**WRITTEN INSTRUCTION**
Please write out exactly the lines that begin at the line containing "Decode this chart: output" and run to the end of the records.

---------- MATERIAL

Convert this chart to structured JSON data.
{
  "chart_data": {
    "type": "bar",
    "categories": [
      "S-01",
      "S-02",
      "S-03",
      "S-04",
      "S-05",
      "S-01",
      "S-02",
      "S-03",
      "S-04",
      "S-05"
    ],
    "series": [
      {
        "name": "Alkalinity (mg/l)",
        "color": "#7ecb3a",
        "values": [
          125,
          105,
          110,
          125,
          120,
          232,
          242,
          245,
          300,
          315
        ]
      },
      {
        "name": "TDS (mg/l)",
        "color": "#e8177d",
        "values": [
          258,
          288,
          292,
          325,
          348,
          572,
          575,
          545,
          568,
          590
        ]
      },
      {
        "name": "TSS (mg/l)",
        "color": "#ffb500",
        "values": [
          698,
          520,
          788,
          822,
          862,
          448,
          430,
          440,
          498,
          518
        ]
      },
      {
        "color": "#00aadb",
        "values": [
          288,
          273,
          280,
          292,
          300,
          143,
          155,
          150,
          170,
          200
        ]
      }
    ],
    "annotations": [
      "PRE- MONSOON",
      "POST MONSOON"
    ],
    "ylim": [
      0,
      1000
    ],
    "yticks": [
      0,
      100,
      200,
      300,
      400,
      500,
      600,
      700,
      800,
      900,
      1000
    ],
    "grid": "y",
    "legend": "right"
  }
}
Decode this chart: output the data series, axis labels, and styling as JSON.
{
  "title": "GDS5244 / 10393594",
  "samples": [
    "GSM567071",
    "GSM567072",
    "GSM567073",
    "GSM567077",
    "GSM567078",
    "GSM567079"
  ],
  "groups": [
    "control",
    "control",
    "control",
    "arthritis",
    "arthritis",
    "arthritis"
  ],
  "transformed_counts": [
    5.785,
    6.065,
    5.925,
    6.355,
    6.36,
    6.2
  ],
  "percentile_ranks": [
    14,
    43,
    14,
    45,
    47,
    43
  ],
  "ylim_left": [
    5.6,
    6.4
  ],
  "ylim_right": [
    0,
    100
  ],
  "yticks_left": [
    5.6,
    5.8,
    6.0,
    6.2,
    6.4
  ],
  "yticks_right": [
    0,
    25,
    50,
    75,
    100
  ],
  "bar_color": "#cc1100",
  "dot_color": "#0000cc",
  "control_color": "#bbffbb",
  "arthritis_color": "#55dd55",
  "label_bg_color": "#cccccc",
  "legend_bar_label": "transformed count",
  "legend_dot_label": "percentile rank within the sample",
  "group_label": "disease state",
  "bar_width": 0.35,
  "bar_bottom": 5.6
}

--------------------

**REPLY**
Decode this chart: output the data series, axis labels, and styling as JSON.
{
  "title": "GDS5244 / 10393594",
  "samples": [
    "GSM567071",
    "GSM567072",
    "GSM567073",
    "GSM567077",
    "GSM567078",
    "GSM567079"
  ],
  "groups": [
    "control",
    "control",
    "control",
    "arthritis",
    "arthritis",
    "arthritis"
  ],
  "transformed_counts": [
    5.785,
    6.065,
    5.925,
    6.355,
    6.36,
    6.2
  ],
  "percentile_ranks": [
    14,
    43,
    14,
    45,
    47,
    43
  ],
  "ylim_left": [
    5.6,
    6.4
  ],
  "ylim_right": [
    0,
    100
  ],
  "yticks_left": [
    5.6,
    5.8,
    6.0,
    6.2,
    6.4
  ],
  "yticks_right": [
    0,
    25,
    50,
    75,
    100
  ],
  "bar_color": "#cc1100",
  "dot_color": "#0000cc",
  "control_color": "#bbffbb",
  "arthritis_color": "#55dd55",
  "label_bg_color": "#cccccc",
  "legend_bar_label": "transformed count",
  "legend_dot_label": "percentile rank within the sample",
  "group_label": "disease state",
  "bar_width": 0.35,
  "bar_bottom": 5.6
}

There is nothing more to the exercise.